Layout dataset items
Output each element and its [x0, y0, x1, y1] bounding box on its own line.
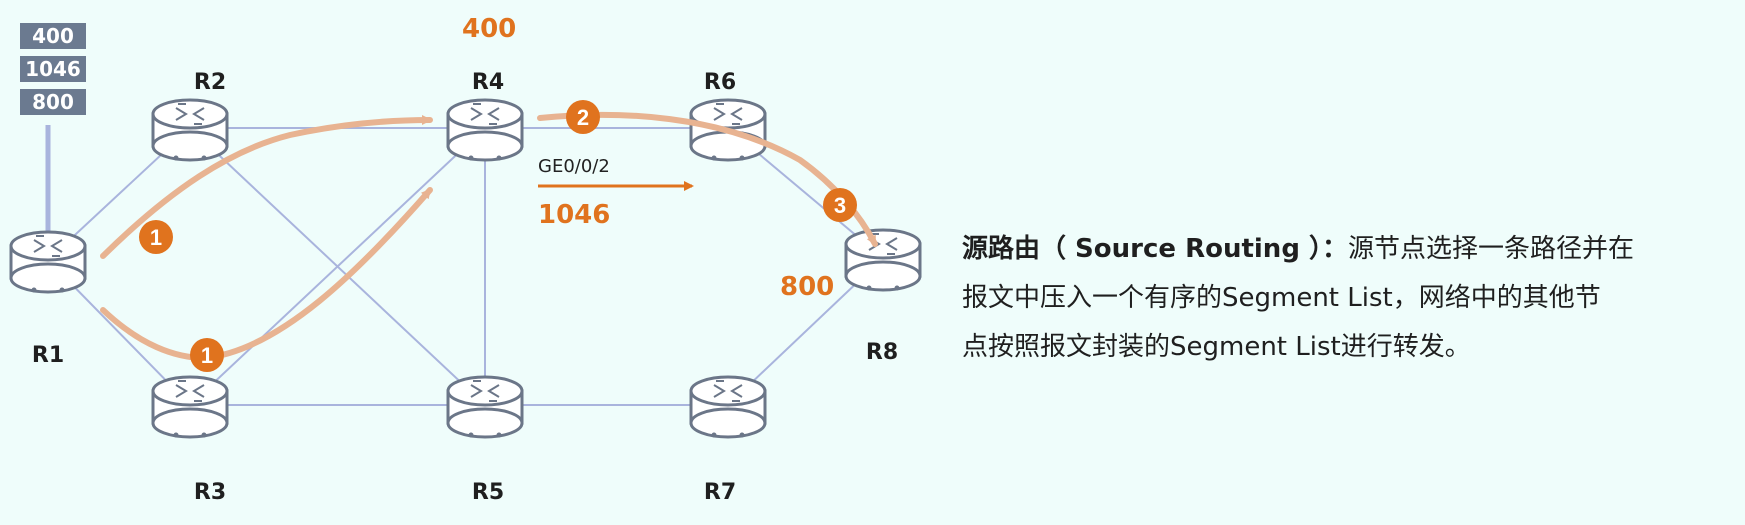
router-r8-icon [844, 228, 922, 292]
stack-sid-1046: 1046 [20, 56, 86, 82]
step-marker-3: 3 [823, 188, 857, 222]
step-marker-2: 2 [566, 100, 600, 134]
adjacency-sid: 1046 [538, 200, 611, 230]
step-marker-1a: 1 [139, 220, 173, 254]
step-marker-1b: 1 [190, 338, 224, 372]
step-2-text: 2 [577, 105, 589, 130]
router-r3-label: R3 [193, 480, 227, 505]
router-r3-icon [151, 375, 229, 439]
description-line-2: 报文中压入一个有序的Segment List，网络中的其他节 [962, 283, 1601, 313]
router-r1-icon [9, 230, 87, 294]
step-3-text: 3 [834, 193, 846, 218]
router-r2-icon [151, 98, 229, 162]
step-1b-text: 1 [201, 343, 213, 368]
interface-label: GE0/0/2 [538, 156, 610, 177]
topology-links [47, 127, 884, 406]
router-r8-label: R8 [865, 340, 899, 365]
path-r1-r4-lower [100, 187, 433, 362]
router-r4-label: R4 [471, 70, 505, 95]
description-line-1: 源路由（ Source Routing ）：源节点选择一条路径并在 [962, 225, 1732, 274]
description: 源路由（ Source Routing ）：源节点选择一条路径并在 报文中压入一… [962, 225, 1732, 372]
router-r7-label: R7 [703, 480, 737, 505]
description-line-1-rest: 源节点选择一条路径并在 [1347, 234, 1634, 264]
step-1a-text: 1 [150, 225, 162, 250]
stack-sid-800: 800 [20, 89, 86, 115]
router-r6-label: R6 [703, 70, 737, 95]
r8-node-sid: 800 [780, 272, 835, 302]
router-r5-label: R5 [471, 480, 505, 505]
stack-sid-400: 400 [20, 23, 86, 49]
link-r3-r4 [189, 127, 486, 406]
router-r5-icon [446, 375, 524, 439]
router-r1-label: R1 [31, 343, 65, 368]
description-term: 源路由（ Source Routing ）： [962, 234, 1348, 264]
router-r2-label: R2 [193, 70, 227, 95]
description-line-3: 点按照报文封装的Segment List进行转发。 [962, 332, 1471, 362]
path-r1-r4-upper [100, 115, 433, 259]
router-r7-icon [689, 375, 767, 439]
r4-node-sid: 400 [462, 14, 517, 44]
router-r4-icon [446, 98, 524, 162]
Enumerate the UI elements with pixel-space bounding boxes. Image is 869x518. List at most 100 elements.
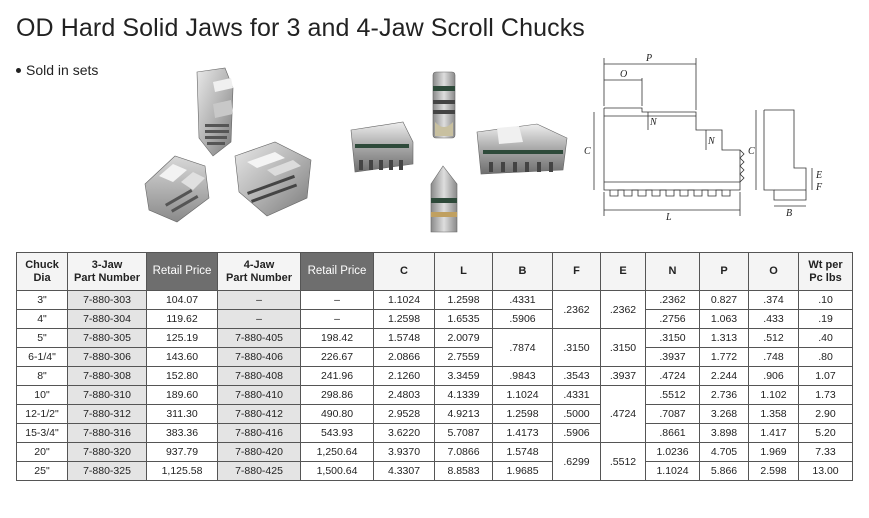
table-row: 5" 7-880-305 125.19 7-880-405 198.42 1.5… xyxy=(16,328,853,367)
table-row: 6-1/4" 7-880-306 143.60 7-880-406 226.67… xyxy=(16,347,853,367)
cell-b: .9843 xyxy=(492,366,553,386)
cell-4jaw-part: 7-880-416 xyxy=(217,423,301,443)
cell-4jaw-part: 7-880-420 xyxy=(217,442,301,462)
cell-n: 1.1024 xyxy=(645,461,700,481)
cell-o: 1.969 xyxy=(748,442,799,462)
cell-f: .3150 xyxy=(552,328,601,367)
cell-4jaw-part: – xyxy=(217,309,301,329)
jaw-right xyxy=(234,141,312,217)
cell-c: 3.6220 xyxy=(373,423,435,443)
cell-dia: 8" xyxy=(16,366,68,386)
cell-c: 2.9528 xyxy=(373,404,435,424)
cell-p: 3.268 xyxy=(699,404,749,424)
cell-4jaw-part: 7-880-405 xyxy=(217,328,301,348)
cell-e: .3937 xyxy=(600,366,646,386)
cell-wt: 7.33 xyxy=(798,442,853,462)
bullet-icon xyxy=(16,67,21,73)
cell-4jaw-retail: 298.86 xyxy=(300,385,374,405)
cell-3jaw-part: 7-880-320 xyxy=(67,442,147,462)
cell-wt: .10 xyxy=(798,290,853,310)
cell-p: 1.063 xyxy=(699,309,749,329)
cell-4jaw-retail: 490.80 xyxy=(300,404,374,424)
cell-p: 2.736 xyxy=(699,385,749,405)
cell-o: 1.102 xyxy=(748,385,799,405)
cell-n: .7087 xyxy=(645,404,700,424)
cell-4jaw-retail: – xyxy=(300,309,374,329)
cell-n: .3937 xyxy=(645,347,700,367)
cell-3jaw-retail: 119.62 xyxy=(146,309,218,329)
cell-f: .5906 xyxy=(552,423,601,443)
cell-o: .748 xyxy=(748,347,799,367)
col-4jaw-retail: Retail Price xyxy=(300,252,374,291)
col-l: L xyxy=(434,252,493,291)
cell-dia: 12-1/2" xyxy=(16,404,68,424)
cell-f: .5000 xyxy=(552,404,601,424)
cell-4jaw-retail: 1,500.64 xyxy=(300,461,374,481)
cell-3jaw-retail: 152.80 xyxy=(146,366,218,386)
cell-c: 2.0866 xyxy=(373,347,435,367)
cell-f: .3543 xyxy=(552,366,601,386)
cell-b: 1.9685 xyxy=(492,461,553,481)
dim-label-l: L xyxy=(665,212,672,223)
cell-4jaw-retail: 198.42 xyxy=(300,328,374,348)
col-p: P xyxy=(699,252,749,291)
sold-in-sets-note: Sold in sets xyxy=(16,62,98,78)
table-row: 15-3/4" 7-880-316 383.36 7-880-416 543.9… xyxy=(16,423,853,443)
cell-l: 8.8583 xyxy=(434,461,493,481)
table-row: 25" 7-880-325 1,125.58 7-880-425 1,500.6… xyxy=(16,461,853,481)
cell-o: .433 xyxy=(748,309,799,329)
col-f: F xyxy=(552,252,601,291)
cell-3jaw-part: 7-880-310 xyxy=(67,385,147,405)
cell-n: .2362 xyxy=(645,290,700,310)
cell-4jaw-retail: 241.96 xyxy=(300,366,374,386)
jaw-set-photo-4jaw xyxy=(350,71,568,233)
cell-3jaw-retail: 125.19 xyxy=(146,328,218,348)
cell-l: 5.7087 xyxy=(434,423,493,443)
cell-l: 2.7559 xyxy=(434,347,493,367)
cell-c: 1.5748 xyxy=(373,328,435,348)
cell-4jaw-part: 7-880-412 xyxy=(217,404,301,424)
dim-label-f: F xyxy=(815,182,823,193)
jaw-dimension-diagram: P O N N C L C E F B xyxy=(584,53,823,223)
cell-3jaw-part: 7-880-304 xyxy=(67,309,147,329)
jaw-top xyxy=(196,67,234,157)
cell-4jaw-part: 7-880-406 xyxy=(217,347,301,367)
dim-label-b: B xyxy=(786,208,792,219)
cell-dia: 3" xyxy=(16,290,68,310)
cell-3jaw-retail: 104.07 xyxy=(146,290,218,310)
jaw-top-4 xyxy=(432,71,456,139)
dim-label-c: C xyxy=(584,146,591,157)
cell-dia: 15-3/4" xyxy=(16,423,68,443)
cell-3jaw-part: 7-880-312 xyxy=(67,404,147,424)
col-b: B xyxy=(492,252,553,291)
cell-wt: .40 xyxy=(798,328,853,348)
cell-3jaw-part: 7-880-306 xyxy=(67,347,147,367)
table-row: 20" 7-880-320 937.79 7-880-420 1,250.64 … xyxy=(16,442,853,481)
cell-4jaw-retail: – xyxy=(300,290,374,310)
cell-c: 1.1024 xyxy=(373,290,435,310)
cell-b: .4331 xyxy=(492,290,553,310)
cell-o: .374 xyxy=(748,290,799,310)
dim-label-o: O xyxy=(620,69,627,80)
cell-wt: 1.73 xyxy=(798,385,853,405)
cell-wt: 2.90 xyxy=(798,404,853,424)
cell-c: 2.1260 xyxy=(373,366,435,386)
dim-label-c2: C xyxy=(748,146,755,157)
cell-l: 4.9213 xyxy=(434,404,493,424)
cell-e: .4724 xyxy=(600,385,646,443)
cell-n: .5512 xyxy=(645,385,700,405)
cell-p: 4.705 xyxy=(699,442,749,462)
cell-4jaw-retail: 226.67 xyxy=(300,347,374,367)
cell-p: 1.772 xyxy=(699,347,749,367)
table-row: 12-1/2" 7-880-312 311.30 7-880-412 490.8… xyxy=(16,404,853,424)
cell-3jaw-part: 7-880-305 xyxy=(67,328,147,348)
cell-o: .512 xyxy=(748,328,799,348)
cell-l: 7.0866 xyxy=(434,442,493,462)
cell-p: 3.898 xyxy=(699,423,749,443)
cell-c: 4.3307 xyxy=(373,461,435,481)
jaw-bottom-4 xyxy=(430,165,458,233)
cell-dia: 6-1/4" xyxy=(16,347,68,367)
cell-f: .4331 xyxy=(552,385,601,405)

Requirements
Please convert the lines from the one with "198.42 1.5… xyxy=(16,328,853,367)" to the one with "cell-p: 3.268 xyxy=(699,404,749,424)", both included, into a JSON list of strings with one string per line and any blank lines omitted.

Exercise result
[
  "table-row: 5\" 7-880-305 125.19 7-880-405 198.42 1.5… xyxy=(16,328,853,367)",
  "table-row: 6-1/4\" 7-880-306 143.60 7-880-406 226.67… xyxy=(16,347,853,367)",
  "cell-b: .9843 xyxy=(492,366,553,386)",
  "cell-4jaw-part: 7-880-416 xyxy=(217,423,301,443)",
  "cell-4jaw-part: 7-880-420 xyxy=(217,442,301,462)",
  "cell-n: 1.1024 xyxy=(645,461,700,481)",
  "cell-o: 1.969 xyxy=(748,442,799,462)",
  "cell-f: .3150 xyxy=(552,328,601,367)",
  "cell-4jaw-part: – xyxy=(217,309,301,329)",
  "jaw-right xyxy=(234,141,312,217)",
  "cell-c: 3.6220 xyxy=(373,423,435,443)",
  "cell-dia: 8\" xyxy=(16,366,68,386)",
  "cell-c: 2.9528 xyxy=(373,404,435,424)",
  "cell-p: 3.268 xyxy=(699,404,749,424)"
]